• [To do]:
Return the listing below verbatim. Pictures do not belong in the copy.

• [Figure dataset records]:
****
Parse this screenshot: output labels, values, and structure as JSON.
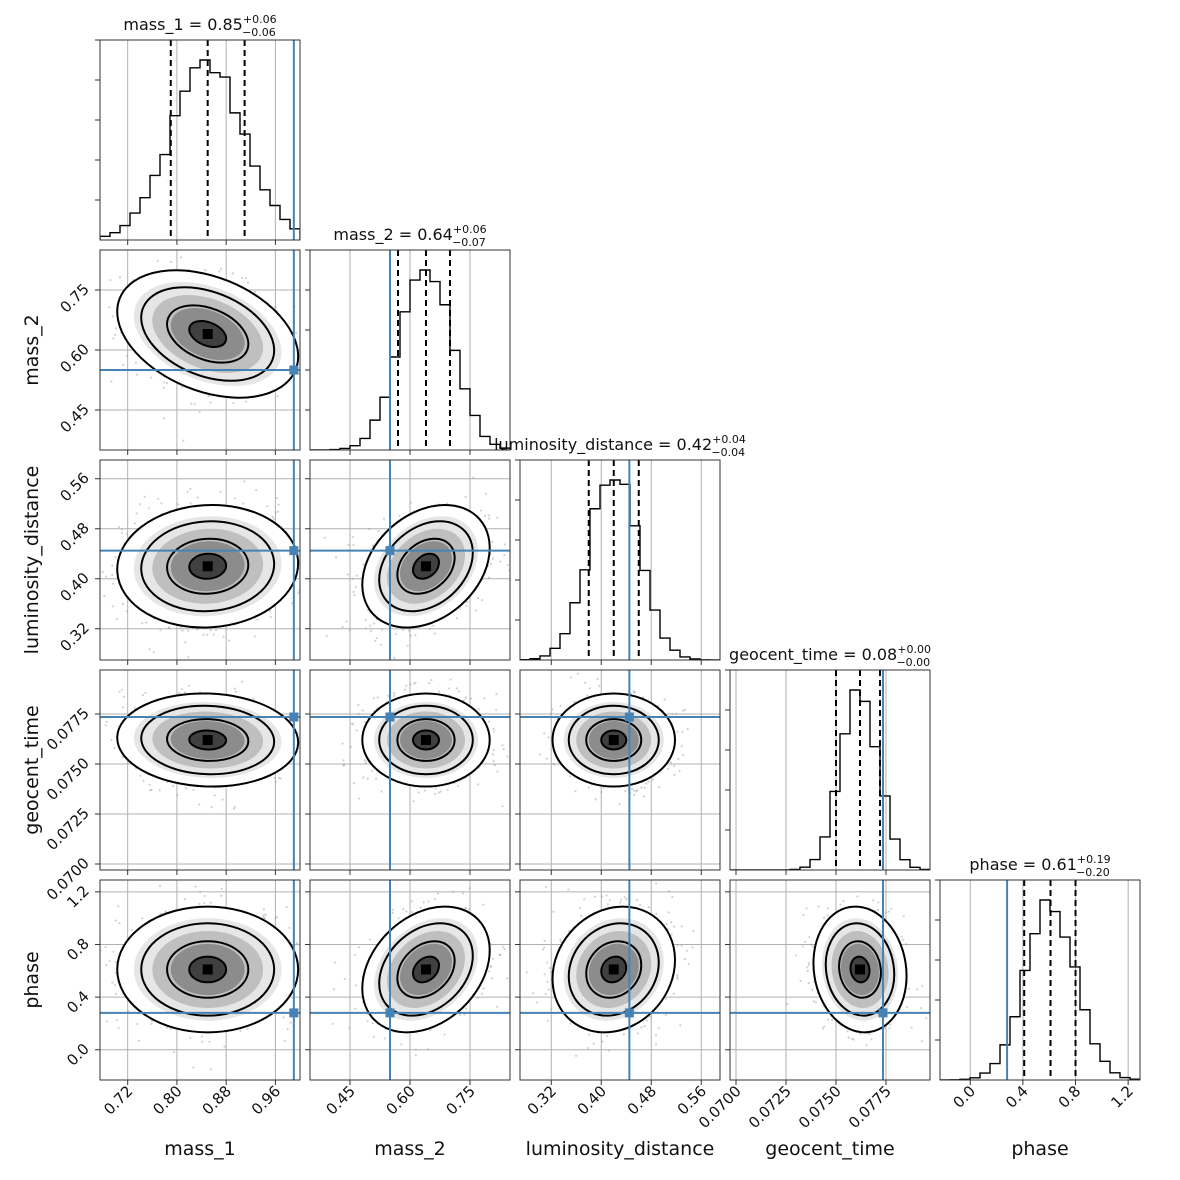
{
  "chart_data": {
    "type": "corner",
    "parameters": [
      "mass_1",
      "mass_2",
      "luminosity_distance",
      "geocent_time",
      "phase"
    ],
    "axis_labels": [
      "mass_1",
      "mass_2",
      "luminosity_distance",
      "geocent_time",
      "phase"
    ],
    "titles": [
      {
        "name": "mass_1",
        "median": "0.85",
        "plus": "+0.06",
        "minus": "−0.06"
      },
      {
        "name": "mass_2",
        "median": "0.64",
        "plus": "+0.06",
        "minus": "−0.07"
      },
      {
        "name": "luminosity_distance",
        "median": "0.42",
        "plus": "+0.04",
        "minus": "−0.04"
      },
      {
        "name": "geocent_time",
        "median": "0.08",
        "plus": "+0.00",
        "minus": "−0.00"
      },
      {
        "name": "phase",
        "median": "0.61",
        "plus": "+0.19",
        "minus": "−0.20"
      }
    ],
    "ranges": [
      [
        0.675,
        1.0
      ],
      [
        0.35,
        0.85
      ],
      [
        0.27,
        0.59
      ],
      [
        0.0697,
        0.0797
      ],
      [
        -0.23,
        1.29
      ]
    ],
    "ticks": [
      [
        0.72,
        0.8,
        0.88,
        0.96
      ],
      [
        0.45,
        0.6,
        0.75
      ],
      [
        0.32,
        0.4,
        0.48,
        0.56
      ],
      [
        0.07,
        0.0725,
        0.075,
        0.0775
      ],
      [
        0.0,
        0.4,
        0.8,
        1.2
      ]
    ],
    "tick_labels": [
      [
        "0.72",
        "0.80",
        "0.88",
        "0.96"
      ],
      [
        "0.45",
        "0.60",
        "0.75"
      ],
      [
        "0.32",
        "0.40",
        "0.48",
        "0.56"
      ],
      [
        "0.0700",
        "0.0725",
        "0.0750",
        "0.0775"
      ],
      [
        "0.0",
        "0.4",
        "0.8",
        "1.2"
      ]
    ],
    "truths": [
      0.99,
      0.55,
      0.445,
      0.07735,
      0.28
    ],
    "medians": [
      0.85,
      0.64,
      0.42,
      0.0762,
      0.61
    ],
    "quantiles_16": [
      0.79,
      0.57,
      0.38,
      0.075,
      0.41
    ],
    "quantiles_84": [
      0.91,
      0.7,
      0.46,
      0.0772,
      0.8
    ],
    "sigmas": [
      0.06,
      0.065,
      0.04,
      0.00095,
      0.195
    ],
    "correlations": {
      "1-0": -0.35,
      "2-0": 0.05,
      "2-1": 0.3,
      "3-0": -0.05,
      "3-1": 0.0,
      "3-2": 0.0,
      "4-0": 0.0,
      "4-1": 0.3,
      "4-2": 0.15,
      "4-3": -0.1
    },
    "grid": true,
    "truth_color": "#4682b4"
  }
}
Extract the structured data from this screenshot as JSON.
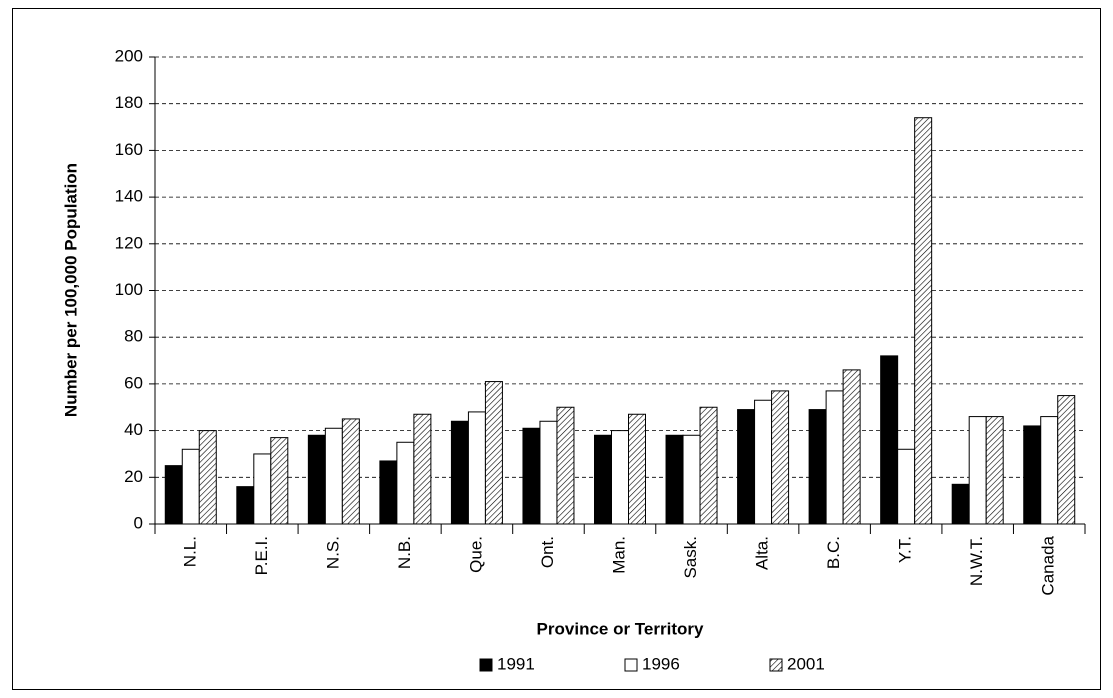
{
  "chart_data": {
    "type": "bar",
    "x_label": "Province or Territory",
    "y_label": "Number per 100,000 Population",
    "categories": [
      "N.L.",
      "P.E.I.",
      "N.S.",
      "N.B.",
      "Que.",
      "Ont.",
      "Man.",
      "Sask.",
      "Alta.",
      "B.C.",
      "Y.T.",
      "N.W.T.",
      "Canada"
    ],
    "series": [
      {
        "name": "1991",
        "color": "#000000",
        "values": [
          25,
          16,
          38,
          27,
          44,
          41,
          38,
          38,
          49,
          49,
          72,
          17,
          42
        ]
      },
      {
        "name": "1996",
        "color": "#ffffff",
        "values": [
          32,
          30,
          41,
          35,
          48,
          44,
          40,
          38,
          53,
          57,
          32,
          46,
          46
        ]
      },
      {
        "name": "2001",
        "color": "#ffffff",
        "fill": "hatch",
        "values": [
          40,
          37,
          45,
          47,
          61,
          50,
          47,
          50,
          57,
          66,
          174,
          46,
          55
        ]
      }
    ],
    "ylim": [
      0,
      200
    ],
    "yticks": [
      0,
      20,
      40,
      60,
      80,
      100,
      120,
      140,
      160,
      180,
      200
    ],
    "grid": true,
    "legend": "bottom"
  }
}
****
• [Output for this task]:
Parse this screenshot: output labels, values, and structure as JSON.
{
  "chart_data": {
    "type": "corner",
    "parameters": [
      "mass_1",
      "mass_2",
      "luminosity_distance",
      "geocent_time",
      "phase"
    ],
    "axis_labels": [
      "mass_1",
      "mass_2",
      "luminosity_distance",
      "geocent_time",
      "phase"
    ],
    "titles": [
      {
        "name": "mass_1",
        "median": "0.85",
        "plus": "+0.06",
        "minus": "−0.06"
      },
      {
        "name": "mass_2",
        "median": "0.64",
        "plus": "+0.06",
        "minus": "−0.07"
      },
      {
        "name": "luminosity_distance",
        "median": "0.42",
        "plus": "+0.04",
        "minus": "−0.04"
      },
      {
        "name": "geocent_time",
        "median": "0.08",
        "plus": "+0.00",
        "minus": "−0.00"
      },
      {
        "name": "phase",
        "median": "0.61",
        "plus": "+0.19",
        "minus": "−0.20"
      }
    ],
    "ranges": [
      [
        0.675,
        1.0
      ],
      [
        0.35,
        0.85
      ],
      [
        0.27,
        0.59
      ],
      [
        0.0697,
        0.0797
      ],
      [
        -0.23,
        1.29
      ]
    ],
    "ticks": [
      [
        0.72,
        0.8,
        0.88,
        0.96
      ],
      [
        0.45,
        0.6,
        0.75
      ],
      [
        0.32,
        0.4,
        0.48,
        0.56
      ],
      [
        0.07,
        0.0725,
        0.075,
        0.0775
      ],
      [
        0.0,
        0.4,
        0.8,
        1.2
      ]
    ],
    "tick_labels": [
      [
        "0.72",
        "0.80",
        "0.88",
        "0.96"
      ],
      [
        "0.45",
        "0.60",
        "0.75"
      ],
      [
        "0.32",
        "0.40",
        "0.48",
        "0.56"
      ],
      [
        "0.0700",
        "0.0725",
        "0.0750",
        "0.0775"
      ],
      [
        "0.0",
        "0.4",
        "0.8",
        "1.2"
      ]
    ],
    "truths": [
      0.99,
      0.55,
      0.445,
      0.07735,
      0.28
    ],
    "medians": [
      0.85,
      0.64,
      0.42,
      0.0762,
      0.61
    ],
    "quantiles_16": [
      0.79,
      0.57,
      0.38,
      0.075,
      0.41
    ],
    "quantiles_84": [
      0.91,
      0.7,
      0.46,
      0.0772,
      0.8
    ],
    "sigmas": [
      0.06,
      0.065,
      0.04,
      0.00095,
      0.195
    ],
    "correlations": {
      "1-0": -0.35,
      "2-0": 0.05,
      "2-1": 0.3,
      "3-0": -0.05,
      "3-1": 0.0,
      "3-2": 0.0,
      "4-0": 0.0,
      "4-1": 0.3,
      "4-2": 0.15,
      "4-3": -0.1
    },
    "grid": true,
    "truth_color": "#4682b4"
  }
}
Extract the structured data from this screenshot as JSON.
{
  "chart_data": {
    "type": "bar",
    "x_label": "Province or Territory",
    "y_label": "Number per 100,000 Population",
    "categories": [
      "N.L.",
      "P.E.I.",
      "N.S.",
      "N.B.",
      "Que.",
      "Ont.",
      "Man.",
      "Sask.",
      "Alta.",
      "B.C.",
      "Y.T.",
      "N.W.T.",
      "Canada"
    ],
    "series": [
      {
        "name": "1991",
        "color": "#000000",
        "values": [
          25,
          16,
          38,
          27,
          44,
          41,
          38,
          38,
          49,
          49,
          72,
          17,
          42
        ]
      },
      {
        "name": "1996",
        "color": "#ffffff",
        "values": [
          32,
          30,
          41,
          35,
          48,
          44,
          40,
          38,
          53,
          57,
          32,
          46,
          46
        ]
      },
      {
        "name": "2001",
        "color": "#ffffff",
        "fill": "hatch",
        "values": [
          40,
          37,
          45,
          47,
          61,
          50,
          47,
          50,
          57,
          66,
          174,
          46,
          55
        ]
      }
    ],
    "ylim": [
      0,
      200
    ],
    "yticks": [
      0,
      20,
      40,
      60,
      80,
      100,
      120,
      140,
      160,
      180,
      200
    ],
    "grid": true,
    "legend": "bottom"
  }
}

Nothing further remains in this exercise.